> _Raw data_
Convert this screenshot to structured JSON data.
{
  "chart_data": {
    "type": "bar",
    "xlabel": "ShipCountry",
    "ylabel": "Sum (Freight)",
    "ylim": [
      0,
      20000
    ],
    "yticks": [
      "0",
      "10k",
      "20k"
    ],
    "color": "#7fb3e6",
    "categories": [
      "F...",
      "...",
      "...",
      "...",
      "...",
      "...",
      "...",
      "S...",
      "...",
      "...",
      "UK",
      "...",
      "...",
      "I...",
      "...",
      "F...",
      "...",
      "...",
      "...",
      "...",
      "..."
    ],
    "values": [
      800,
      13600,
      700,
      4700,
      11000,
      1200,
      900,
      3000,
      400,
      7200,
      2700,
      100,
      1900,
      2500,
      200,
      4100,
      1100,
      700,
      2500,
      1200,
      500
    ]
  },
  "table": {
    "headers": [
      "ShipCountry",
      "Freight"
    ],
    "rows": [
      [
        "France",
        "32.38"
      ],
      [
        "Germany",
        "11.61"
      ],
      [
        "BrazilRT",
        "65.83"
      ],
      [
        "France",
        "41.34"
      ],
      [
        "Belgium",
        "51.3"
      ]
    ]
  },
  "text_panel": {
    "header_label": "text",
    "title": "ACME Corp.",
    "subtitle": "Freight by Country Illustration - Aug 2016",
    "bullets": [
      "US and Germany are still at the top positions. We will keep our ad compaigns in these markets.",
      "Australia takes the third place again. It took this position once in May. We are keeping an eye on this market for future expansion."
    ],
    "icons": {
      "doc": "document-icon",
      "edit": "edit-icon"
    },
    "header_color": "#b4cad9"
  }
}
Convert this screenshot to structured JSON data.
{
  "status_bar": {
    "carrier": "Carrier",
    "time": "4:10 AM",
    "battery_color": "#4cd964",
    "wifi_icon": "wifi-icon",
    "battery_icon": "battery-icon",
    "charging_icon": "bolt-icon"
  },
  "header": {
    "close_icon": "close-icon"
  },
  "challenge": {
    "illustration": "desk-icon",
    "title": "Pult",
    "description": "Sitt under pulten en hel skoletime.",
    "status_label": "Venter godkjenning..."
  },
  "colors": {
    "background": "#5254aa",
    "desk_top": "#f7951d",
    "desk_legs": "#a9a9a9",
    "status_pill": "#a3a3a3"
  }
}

> _Exercise instructions_
Extract all of the data shown above and repeat it verbatim.

> _Result of the exercise_
Convert this screenshot to structured JSON data.
{
  "chart_data": {
    "type": "bar",
    "xlabel": "ShipCountry",
    "ylabel": "Sum (Freight)",
    "ylim": [
      0,
      20000
    ],
    "yticks": [
      "0",
      "10k",
      "20k"
    ],
    "color": "#7fb3e6",
    "categories": [
      "F...",
      "...",
      "...",
      "...",
      "...",
      "...",
      "...",
      "S...",
      "...",
      "...",
      "UK",
      "...",
      "...",
      "I...",
      "...",
      "F...",
      "...",
      "...",
      "...",
      "...",
      "..."
    ],
    "values": [
      800,
      13600,
      700,
      4700,
      11000,
      1200,
      900,
      3000,
      400,
      7200,
      2700,
      100,
      1900,
      2500,
      200,
      4100,
      1100,
      700,
      2500,
      1200,
      500
    ]
  },
  "table": {
    "headers": [
      "ShipCountry",
      "Freight"
    ],
    "rows": [
      [
        "France",
        "32.38"
      ],
      [
        "Germany",
        "11.61"
      ],
      [
        "BrazilRT",
        "65.83"
      ],
      [
        "France",
        "41.34"
      ],
      [
        "Belgium",
        "51.3"
      ]
    ]
  },
  "text_panel": {
    "header_label": "text",
    "title": "ACME Corp.",
    "subtitle": "Freight by Country Illustration - Aug 2016",
    "bullets": [
      "US and Germany are still at the top positions. We will keep our ad compaigns in these markets.",
      "Australia takes the third place again. It took this position once in May. We are keeping an eye on this market for future expansion."
    ],
    "icons": {
      "doc": "document-icon",
      "edit": "edit-icon"
    },
    "header_color": "#b4cad9"
  }
}
Convert this screenshot to structured JSON data.
{
  "status_bar": {
    "carrier": "Carrier",
    "time": "4:10 AM",
    "battery_color": "#4cd964",
    "wifi_icon": "wifi-icon",
    "battery_icon": "battery-icon",
    "charging_icon": "bolt-icon"
  },
  "header": {
    "close_icon": "close-icon"
  },
  "challenge": {
    "illustration": "desk-icon",
    "title": "Pult",
    "description": "Sitt under pulten en hel skoletime.",
    "status_label": "Venter godkjenning..."
  },
  "colors": {
    "background": "#5254aa",
    "desk_top": "#f7951d",
    "desk_legs": "#a9a9a9",
    "status_pill": "#a3a3a3"
  }
}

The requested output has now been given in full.